WRITTEN INSTRUCTION —
Leave out the pictures and copy the remaining records exactly.

[Dataset items]
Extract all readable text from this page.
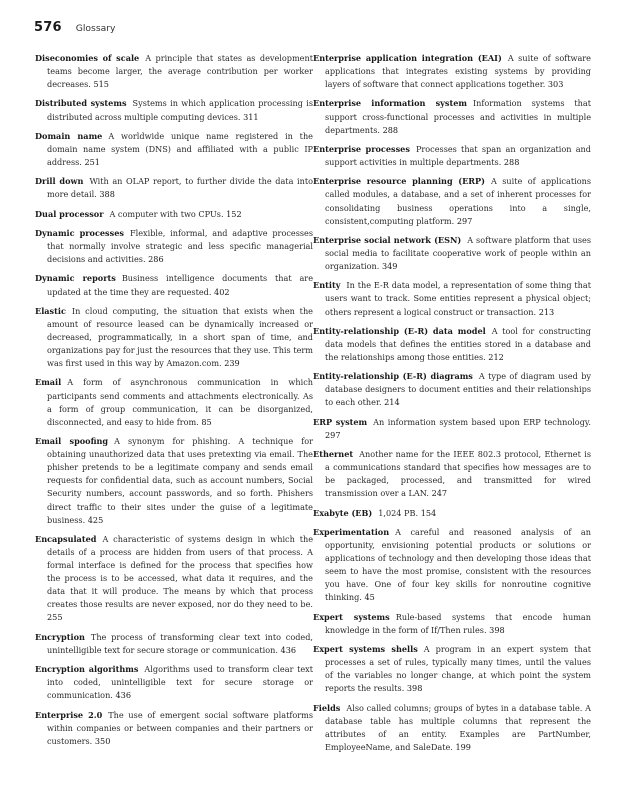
576 Glossary

Diseconomies of scale A principle that states as development teams become larger, the average contribution per worker decreases. 515

Distributed systems Systems in which application processing is distributed across multiple computing devices. 311

Domain name A worldwide unique name registered in the domain name system (DNS) and affiliated with a public IP address. 251

Drill down With an OLAP report, to further divide the data into more detail. 388

Dual processor A computer with two CPUs. 152

Dynamic processes Flexible, informal, and adaptive processes that normally involve strategic and less specific managerial decisions and activities. 286

Dynamic reports Business intelligence documents that are updated at the time they are requested. 402

Elastic In cloud computing, the situation that exists when the amount of resource leased can be dynamically increased or decreased, programmatically, in a short span of time, and organizations pay for just the resources that they use. This term was first used in this way by Amazon.com. 239

Email A form of asynchronous communication in which participants send comments and attachments electronically. As a form of group communication, it can be disorganized, disconnected, and easy to hide from. 85

Email spoofing A synonym for phishing. A technique for obtaining unauthorized data that uses pretexting via email. The phisher pretends to be a legitimate company and sends email requests for confidential data, such as account numbers, Social Security numbers, account passwords, and so forth. Phishers direct traffic to their sites under the guise of a legitimate business. 425

Encapsulated A characteristic of systems design in which the details of a process are hidden from users of that process. A formal interface is defined for the process that specifies how the process is to be accessed, what data it requires, and the data that it will produce. The means by which that process creates those results are never exposed, nor do they need to be. 255

Encryption The process of transforming clear text into coded, unintelligible text for secure storage or communication. 436

Encryption algorithms Algorithms used to transform clear text into coded, unintelligible text for secure storage or communication. 436

Enterprise 2.0 The use of emergent social software platforms within companies or between companies and their partners or customers. 350

Enterprise application integration (EAI) A suite of software applications that integrates existing systems by providing layers of software that connect applications together. 303

Enterprise information system Information systems that support cross-functional processes and activities in multiple departments. 288

Enterprise processes Processes that span an organization and support activities in multiple departments. 288

Enterprise resource planning (ERP) A suite of applications called modules, a database, and a set of inherent processes for consolidating business operations into a single, consistent,computing platform. 297

Enterprise social network (ESN) A software platform that uses social media to facilitate cooperative work of people within an organization. 349

Entity In the E-R data model, a representation of some thing that users want to track. Some entities represent a physical object; others represent a logical construct or transaction. 213

Entity-relationship (E-R) data model A tool for constructing data models that defines the entities stored in a database and the relationships among those entities. 212

Entity-relationship (E-R) diagrams A type of diagram used by database designers to document entities and their relationships to each other. 214

ERP system An information system based upon ERP technology. 297

Ethernet Another name for the IEEE 802.3 protocol, Ethernet is a communications standard that specifies how messages are to be packaged, processed, and transmitted for wired transmission over a LAN. 247

Exabyte (EB) 1,024 PB. 154

Experimentation A careful and reasoned analysis of an opportunity, envisioning potential products or solutions or applications of technology and then developing those ideas that seem to have the most promise, consistent with the resources you have. One of four key skills for nonroutine cognitive thinking. 45

Expert systems Rule-based systems that encode human knowledge in the form of If/Then rules. 398

Expert systems shells A program in an expert system that processes a set of rules, typically many times, until the values of the variables no longer change, at which point the system reports the results. 398

Fields Also called columns; groups of bytes in a database table. A database table has multiple columns that represent the attributes of an entity. Examples are PartNumber, EmployeeName, and SaleDate. 199
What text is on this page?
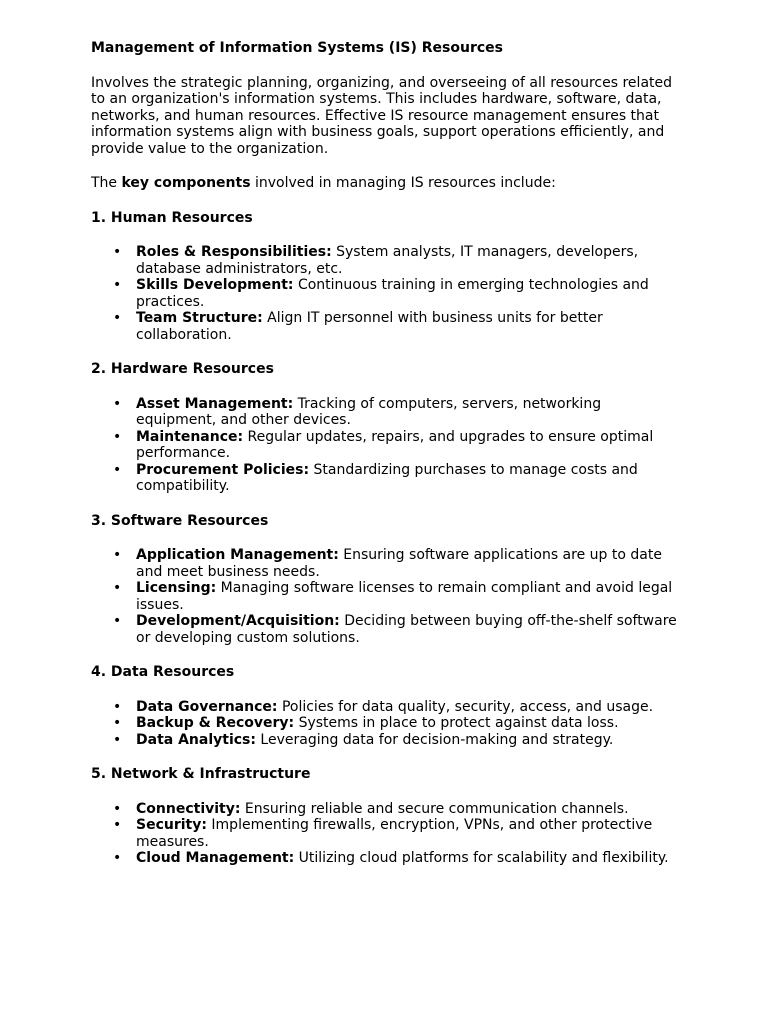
Management of Information Systems (IS) Resources

Involves the strategic planning, organizing, and overseeing of all resources related to an organization's information systems. This includes hardware, software, data, networks, and human resources. Effective IS resource management ensures that information systems align with business goals, support operations efficiently, and provide value to the organization.

The key components involved in managing IS resources include:

1. Human Resources

• Roles & Responsibilities: System analysts, IT managers, developers, database administrators, etc.
• Skills Development: Continuous training in emerging technologies and practices.
• Team Structure: Align IT personnel with business units for better collaboration.

2. Hardware Resources

• Asset Management: Tracking of computers, servers, networking equipment, and other devices.
• Maintenance: Regular updates, repairs, and upgrades to ensure optimal performance.
• Procurement Policies: Standardizing purchases to manage costs and compatibility.

3. Software Resources

• Application Management: Ensuring software applications are up to date and meet business needs.
• Licensing: Managing software licenses to remain compliant and avoid legal issues.
• Development/Acquisition: Deciding between buying off-the-shelf software or developing custom solutions.

4. Data Resources

• Data Governance: Policies for data quality, security, access, and usage.
• Backup & Recovery: Systems in place to protect against data loss.
• Data Analytics: Leveraging data for decision-making and strategy.

5. Network & Infrastructure

• Connectivity: Ensuring reliable and secure communication channels.
• Security: Implementing firewalls, encryption, VPNs, and other protective measures.
• Cloud Management: Utilizing cloud platforms for scalability and flexibility.
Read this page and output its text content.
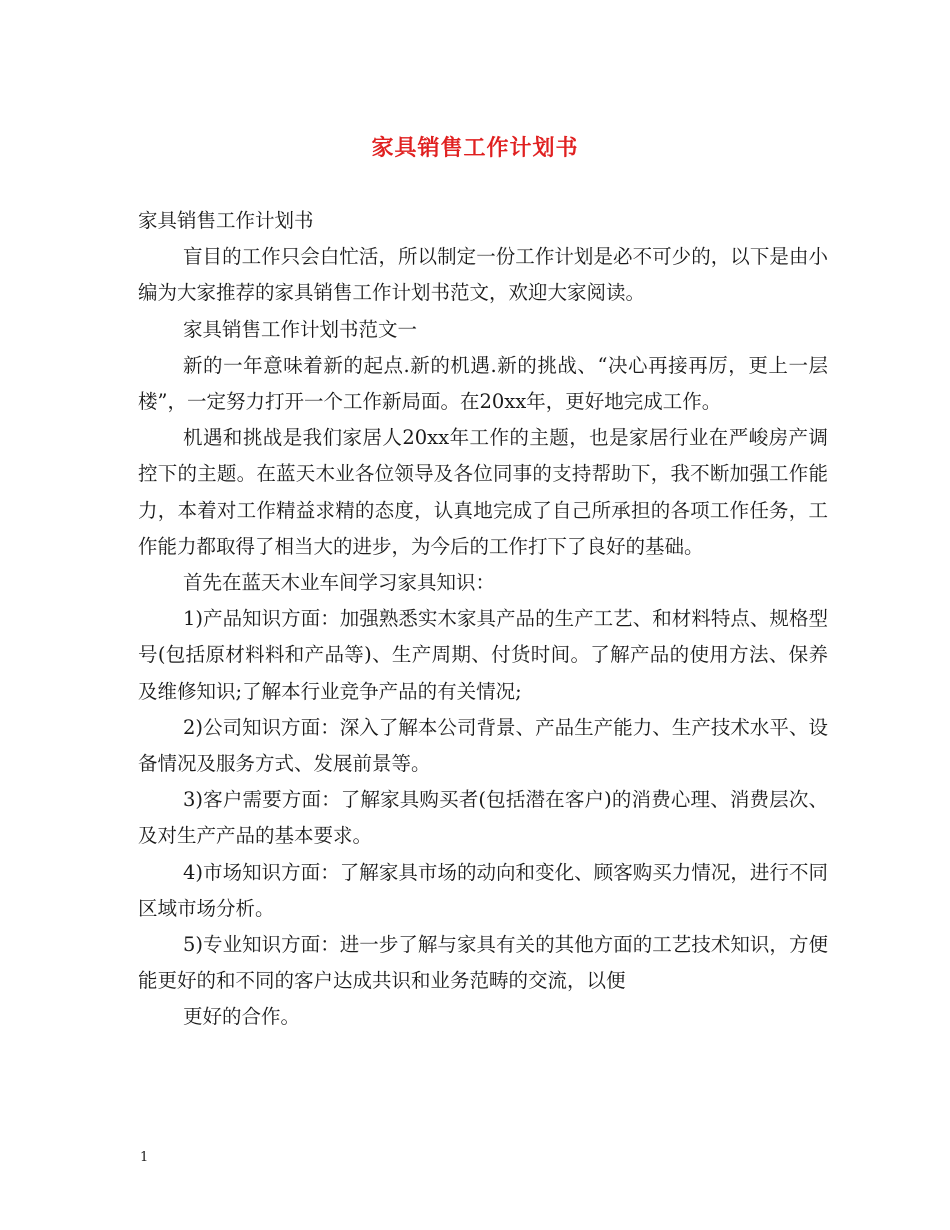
家具销售工作计划书

家具销售工作计划书

盲目的工作只会白忙活，所以制定一份工作计划是必不可少的，以下是由小编为大家推荐的家具销售工作计划书范文，欢迎大家阅读。

家具销售工作计划书范文一

新的一年意味着新的起点.新的机遇.新的挑战、“决心再接再厉，更上一层楼”，一定努力打开一个工作新局面。在20xx年，更好地完成工作。

机遇和挑战是我们家居人20xx年工作的主题，也是家居行业在严峻房产调控下的主题。在蓝天木业各位领导及各位同事的支持帮助下，我不断加强工作能力，本着对工作精益求精的态度，认真地完成了自己所承担的各项工作任务，工作能力都取得了相当大的进步，为今后的工作打下了良好的基础。

首先在蓝天木业车间学习家具知识：

1)产品知识方面：加强熟悉实木家具产品的生产工艺、和材料特点、规格型号(包括原材料料和产品等)、生产周期、付货时间。了解产品的使用方法、保养及维修知识;了解本行业竞争产品的有关情况;

2)公司知识方面：深入了解本公司背景、产品生产能力、生产技术水平、设备情况及服务方式、发展前景等。

3)客户需要方面：了解家具购买者(包括潜在客户)的消费心理、消费层次、及对生产产品的基本要求。

4)市场知识方面：了解家具市场的动向和变化、顾客购买力情况，进行不同区域市场分析。

5)专业知识方面：进一步了解与家具有关的其他方面的工艺技术知识，方便能更好的和不同的客户达成共识和业务范畴的交流，以便

更好的合作。

1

FULL ANSWER —
Extract all readable text from this page.
576 Glossary

Diseconomies of scale A principle that states as development teams become larger, the average contribution per worker decreases. 515

Distributed systems Systems in which application processing is distributed across multiple computing devices. 311

Domain name A worldwide unique name registered in the domain name system (DNS) and affiliated with a public IP address. 251

Drill down With an OLAP report, to further divide the data into more detail. 388

Dual processor A computer with two CPUs. 152

Dynamic processes Flexible, informal, and adaptive processes that normally involve strategic and less specific managerial decisions and activities. 286

Dynamic reports Business intelligence documents that are updated at the time they are requested. 402

Elastic In cloud computing, the situation that exists when the amount of resource leased can be dynamically increased or decreased, programmatically, in a short span of time, and organizations pay for just the resources that they use. This term was first used in this way by Amazon.com. 239

Email A form of asynchronous communication in which participants send comments and attachments electronically. As a form of group communication, it can be disorganized, disconnected, and easy to hide from. 85

Email spoofing A synonym for phishing. A technique for obtaining unauthorized data that uses pretexting via email. The phisher pretends to be a legitimate company and sends email requests for confidential data, such as account numbers, Social Security numbers, account passwords, and so forth. Phishers direct traffic to their sites under the guise of a legitimate business. 425

Encapsulated A characteristic of systems design in which the details of a process are hidden from users of that process. A formal interface is defined for the process that specifies how the process is to be accessed, what data it requires, and the data that it will produce. The means by which that process creates those results are never exposed, nor do they need to be. 255

Encryption The process of transforming clear text into coded, unintelligible text for secure storage or communication. 436

Encryption algorithms Algorithms used to transform clear text into coded, unintelligible text for secure storage or communication. 436

Enterprise 2.0 The use of emergent social software platforms within companies or between companies and their partners or customers. 350

Enterprise application integration (EAI) A suite of software applications that integrates existing systems by providing layers of software that connect applications together. 303

Enterprise information system Information systems that support cross-functional processes and activities in multiple departments. 288

Enterprise processes Processes that span an organization and support activities in multiple departments. 288

Enterprise resource planning (ERP) A suite of applications called modules, a database, and a set of inherent processes for consolidating business operations into a single, consistent,computing platform. 297

Enterprise social network (ESN) A software platform that uses social media to facilitate cooperative work of people within an organization. 349

Entity In the E-R data model, a representation of some thing that users want to track. Some entities represent a physical object; others represent a logical construct or transaction. 213

Entity-relationship (E-R) data model A tool for constructing data models that defines the entities stored in a database and the relationships among those entities. 212

Entity-relationship (E-R) diagrams A type of diagram used by database designers to document entities and their relationships to each other. 214

ERP system An information system based upon ERP technology. 297

Ethernet Another name for the IEEE 802.3 protocol, Ethernet is a communications standard that specifies how messages are to be packaged, processed, and transmitted for wired transmission over a LAN. 247

Exabyte (EB) 1,024 PB. 154

Experimentation A careful and reasoned analysis of an opportunity, envisioning potential products or solutions or applications of technology and then developing those ideas that seem to have the most promise, consistent with the resources you have. One of four key skills for nonroutine cognitive thinking. 45

Expert systems Rule-based systems that encode human knowledge in the form of If/Then rules. 398

Expert systems shells A program in an expert system that processes a set of rules, typically many times, until the values of the variables no longer change, at which point the system reports the results. 398

Fields Also called columns; groups of bytes in a database table. A database table has multiple columns that represent the attributes of an entity. Examples are PartNumber, EmployeeName, and SaleDate. 199
What text is on this page?
Management of Information Systems (IS) Resources

Involves the strategic planning, organizing, and overseeing of all resources related to an organization's information systems. This includes hardware, software, data, networks, and human resources. Effective IS resource management ensures that information systems align with business goals, support operations efficiently, and provide value to the organization.

The key components involved in managing IS resources include:

1. Human Resources

• Roles & Responsibilities: System analysts, IT managers, developers, database administrators, etc.
• Skills Development: Continuous training in emerging technologies and practices.
• Team Structure: Align IT personnel with business units for better collaboration.

2. Hardware Resources

• Asset Management: Tracking of computers, servers, networking equipment, and other devices.
• Maintenance: Regular updates, repairs, and upgrades to ensure optimal performance.
• Procurement Policies: Standardizing purchases to manage costs and compatibility.

3. Software Resources

• Application Management: Ensuring software applications are up to date and meet business needs.
• Licensing: Managing software licenses to remain compliant and avoid legal issues.
• Development/Acquisition: Deciding between buying off-the-shelf software or developing custom solutions.

4. Data Resources

• Data Governance: Policies for data quality, security, access, and usage.
• Backup & Recovery: Systems in place to protect against data loss.
• Data Analytics: Leveraging data for decision-making and strategy.

5. Network & Infrastructure

• Connectivity: Ensuring reliable and secure communication channels.
• Security: Implementing firewalls, encryption, VPNs, and other protective measures.
• Cloud Management: Utilizing cloud platforms for scalability and flexibility.
Read this page and output its text content.
家具销售工作计划书

家具销售工作计划书

盲目的工作只会白忙活，所以制定一份工作计划是必不可少的，以下是由小编为大家推荐的家具销售工作计划书范文，欢迎大家阅读。

家具销售工作计划书范文一

新的一年意味着新的起点.新的机遇.新的挑战、“决心再接再厉，更上一层楼”，一定努力打开一个工作新局面。在20xx年，更好地完成工作。

机遇和挑战是我们家居人20xx年工作的主题，也是家居行业在严峻房产调控下的主题。在蓝天木业各位领导及各位同事的支持帮助下，我不断加强工作能力，本着对工作精益求精的态度，认真地完成了自己所承担的各项工作任务，工作能力都取得了相当大的进步，为今后的工作打下了良好的基础。

首先在蓝天木业车间学习家具知识：

1)产品知识方面：加强熟悉实木家具产品的生产工艺、和材料特点、规格型号(包括原材料料和产品等)、生产周期、付货时间。了解产品的使用方法、保养及维修知识;了解本行业竞争产品的有关情况;

2)公司知识方面：深入了解本公司背景、产品生产能力、生产技术水平、设备情况及服务方式、发展前景等。

3)客户需要方面：了解家具购买者(包括潜在客户)的消费心理、消费层次、及对生产产品的基本要求。

4)市场知识方面：了解家具市场的动向和变化、顾客购买力情况，进行不同区域市场分析。

5)专业知识方面：进一步了解与家具有关的其他方面的工艺技术知识，方便能更好的和不同的客户达成共识和业务范畴的交流，以便

更好的合作。

1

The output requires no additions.